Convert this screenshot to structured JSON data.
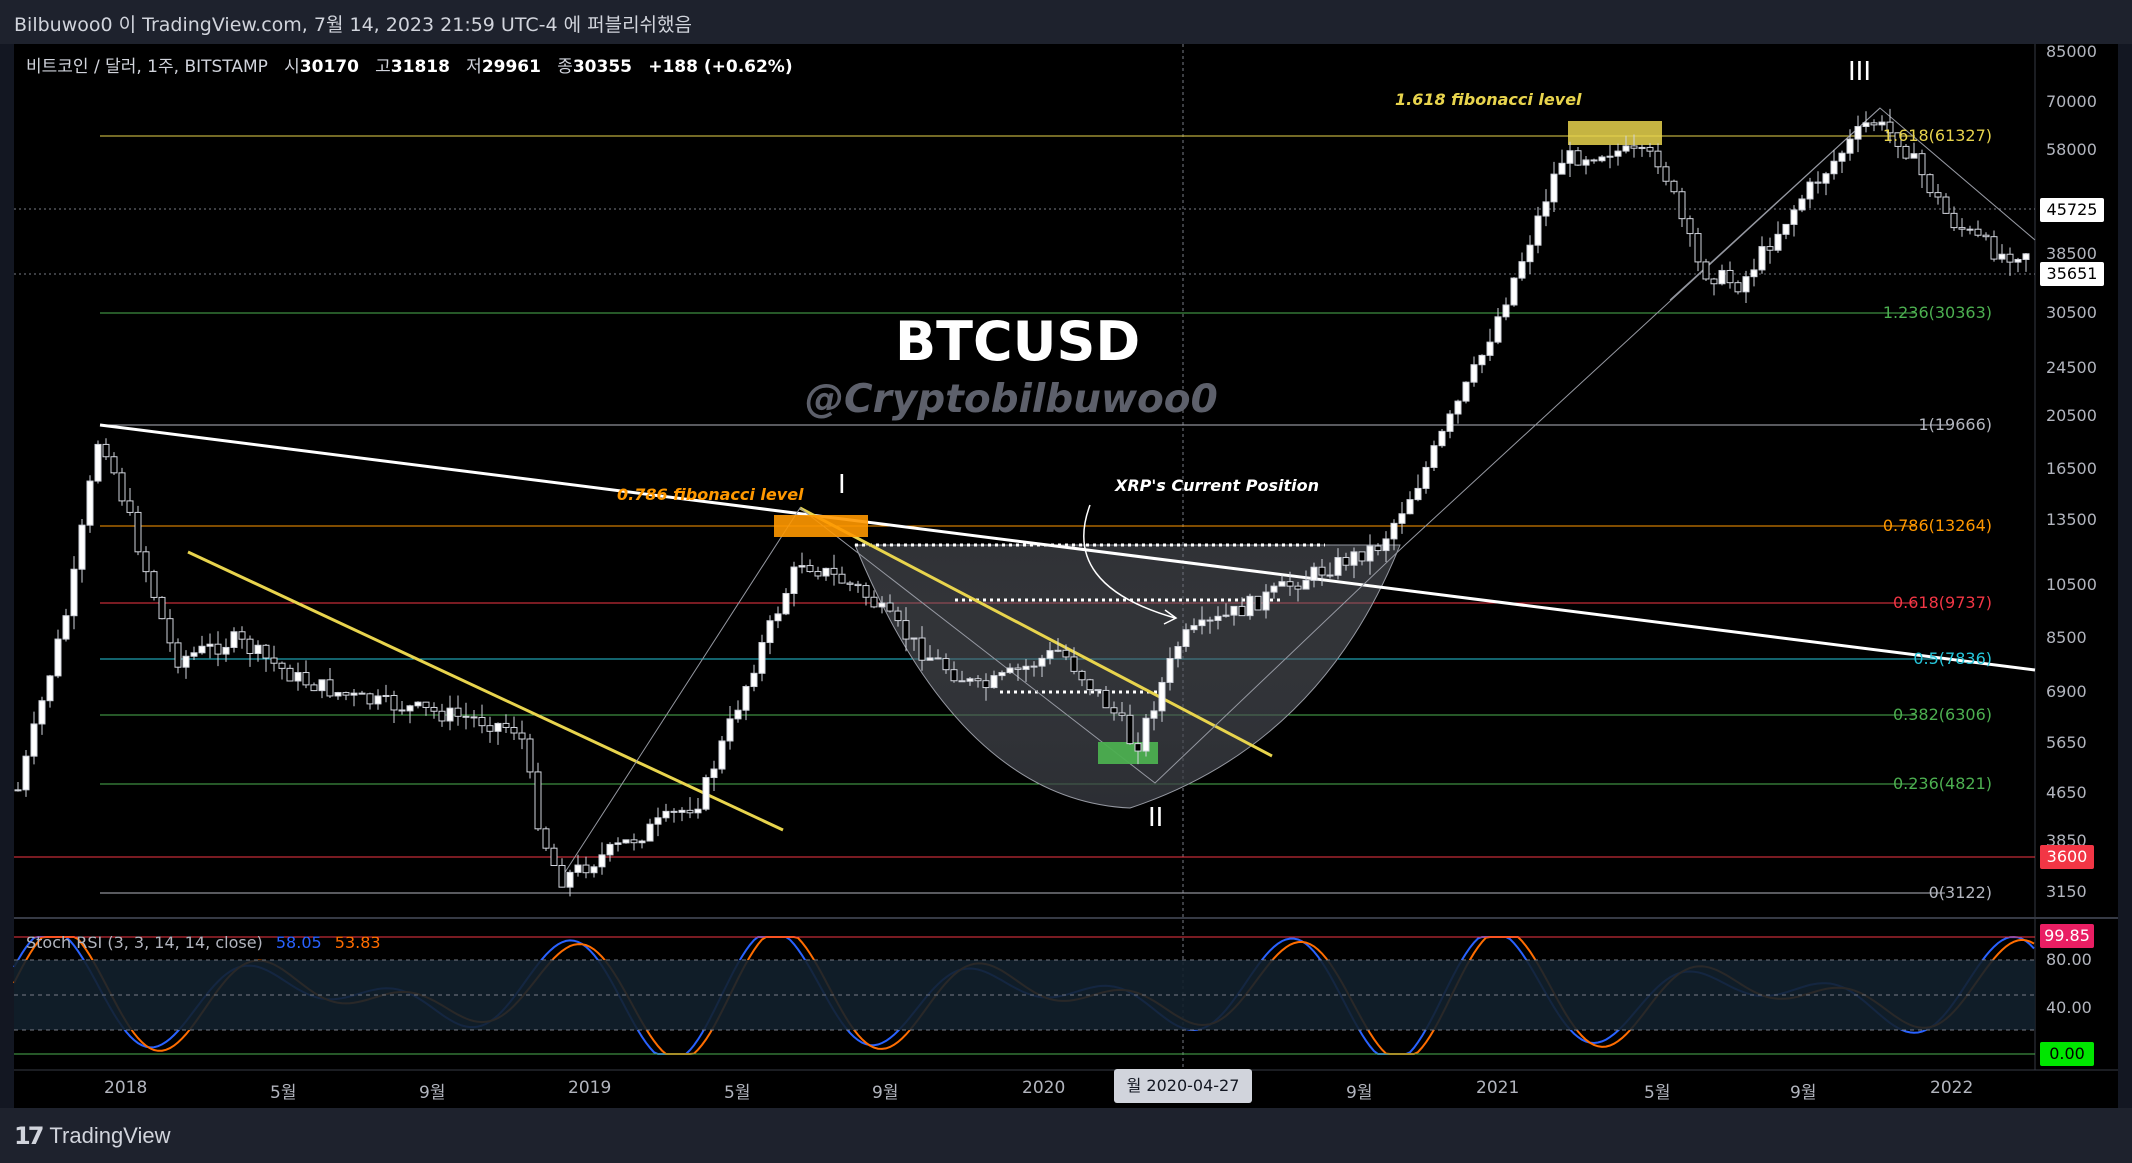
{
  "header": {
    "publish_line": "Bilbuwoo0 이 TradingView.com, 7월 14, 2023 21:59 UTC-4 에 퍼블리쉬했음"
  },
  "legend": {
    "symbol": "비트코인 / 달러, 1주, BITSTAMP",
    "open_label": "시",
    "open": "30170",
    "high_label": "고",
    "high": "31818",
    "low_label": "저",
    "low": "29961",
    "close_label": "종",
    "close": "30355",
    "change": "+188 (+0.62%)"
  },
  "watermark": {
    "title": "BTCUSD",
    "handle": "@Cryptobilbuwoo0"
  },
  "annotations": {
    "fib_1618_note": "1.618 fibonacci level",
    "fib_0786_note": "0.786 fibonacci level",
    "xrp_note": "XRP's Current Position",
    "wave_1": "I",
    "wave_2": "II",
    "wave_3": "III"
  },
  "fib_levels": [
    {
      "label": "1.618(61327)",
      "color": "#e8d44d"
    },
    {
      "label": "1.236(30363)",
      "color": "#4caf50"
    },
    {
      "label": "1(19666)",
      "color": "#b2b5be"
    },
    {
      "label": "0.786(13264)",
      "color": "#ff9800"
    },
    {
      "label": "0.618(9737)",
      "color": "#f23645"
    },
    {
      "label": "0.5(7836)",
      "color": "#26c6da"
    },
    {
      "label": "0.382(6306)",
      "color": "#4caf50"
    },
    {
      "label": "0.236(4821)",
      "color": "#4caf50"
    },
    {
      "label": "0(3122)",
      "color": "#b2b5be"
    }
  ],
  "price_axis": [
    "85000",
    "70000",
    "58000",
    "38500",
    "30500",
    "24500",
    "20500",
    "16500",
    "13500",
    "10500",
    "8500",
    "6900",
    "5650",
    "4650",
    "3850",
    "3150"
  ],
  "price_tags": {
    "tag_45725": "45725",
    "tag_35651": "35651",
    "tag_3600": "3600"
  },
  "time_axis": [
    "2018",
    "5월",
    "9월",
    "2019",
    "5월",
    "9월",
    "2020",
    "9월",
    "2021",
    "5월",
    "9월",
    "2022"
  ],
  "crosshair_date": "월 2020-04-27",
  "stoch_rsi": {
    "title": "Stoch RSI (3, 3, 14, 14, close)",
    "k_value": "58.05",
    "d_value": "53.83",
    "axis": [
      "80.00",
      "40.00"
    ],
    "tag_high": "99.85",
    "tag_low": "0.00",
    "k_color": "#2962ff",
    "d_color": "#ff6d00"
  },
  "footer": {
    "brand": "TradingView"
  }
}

---

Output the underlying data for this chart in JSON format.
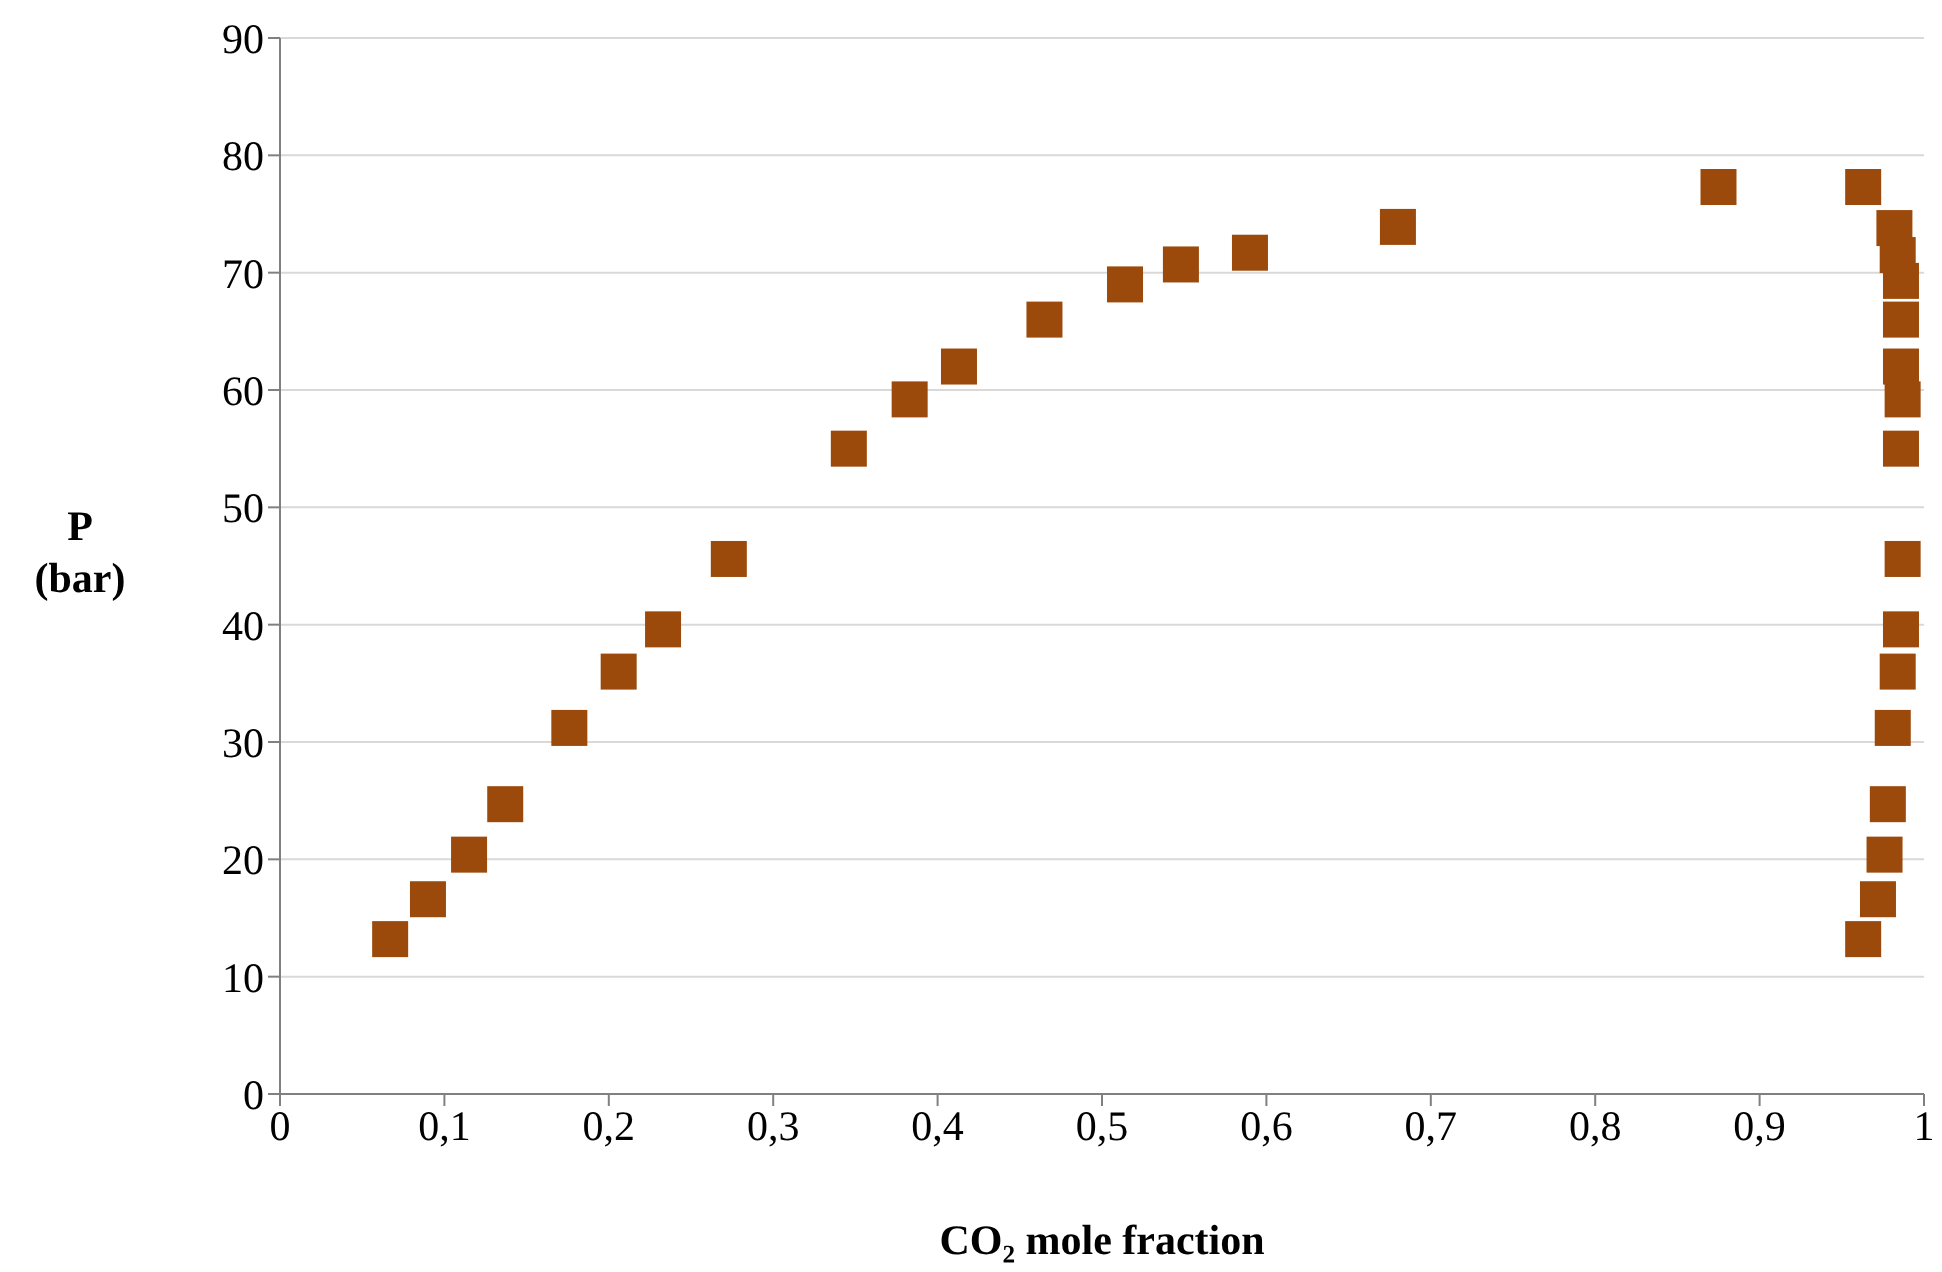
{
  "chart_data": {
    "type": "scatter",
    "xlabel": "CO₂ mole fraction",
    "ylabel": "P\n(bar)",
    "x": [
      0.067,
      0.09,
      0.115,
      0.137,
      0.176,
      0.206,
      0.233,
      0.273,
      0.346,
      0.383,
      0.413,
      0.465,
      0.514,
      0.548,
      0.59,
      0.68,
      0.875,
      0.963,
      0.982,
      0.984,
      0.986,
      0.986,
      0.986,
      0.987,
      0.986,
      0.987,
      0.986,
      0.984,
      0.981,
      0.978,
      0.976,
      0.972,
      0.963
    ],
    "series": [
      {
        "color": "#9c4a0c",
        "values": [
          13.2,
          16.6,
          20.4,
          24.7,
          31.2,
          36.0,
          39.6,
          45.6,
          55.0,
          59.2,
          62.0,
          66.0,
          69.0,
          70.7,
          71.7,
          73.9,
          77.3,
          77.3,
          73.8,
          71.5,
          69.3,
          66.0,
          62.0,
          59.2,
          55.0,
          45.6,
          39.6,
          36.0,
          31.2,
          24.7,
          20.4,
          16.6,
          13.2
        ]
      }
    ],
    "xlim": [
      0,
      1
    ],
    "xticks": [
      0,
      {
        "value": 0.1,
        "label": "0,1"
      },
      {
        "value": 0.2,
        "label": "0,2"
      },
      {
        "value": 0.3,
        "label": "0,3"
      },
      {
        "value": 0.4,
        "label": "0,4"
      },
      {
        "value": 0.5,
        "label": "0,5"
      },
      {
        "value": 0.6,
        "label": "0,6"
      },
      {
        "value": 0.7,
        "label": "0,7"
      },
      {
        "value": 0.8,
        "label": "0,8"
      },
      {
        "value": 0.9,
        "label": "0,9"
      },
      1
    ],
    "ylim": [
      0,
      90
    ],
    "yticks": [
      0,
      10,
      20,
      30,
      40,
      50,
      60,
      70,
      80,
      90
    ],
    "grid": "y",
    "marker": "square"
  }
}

● **Goal of the exercise**
Return every line holding the word "this" from the records.

● **Solution**
Convert this screenshot to structured JSON data.
Output the underlying data for this chart in JSON format.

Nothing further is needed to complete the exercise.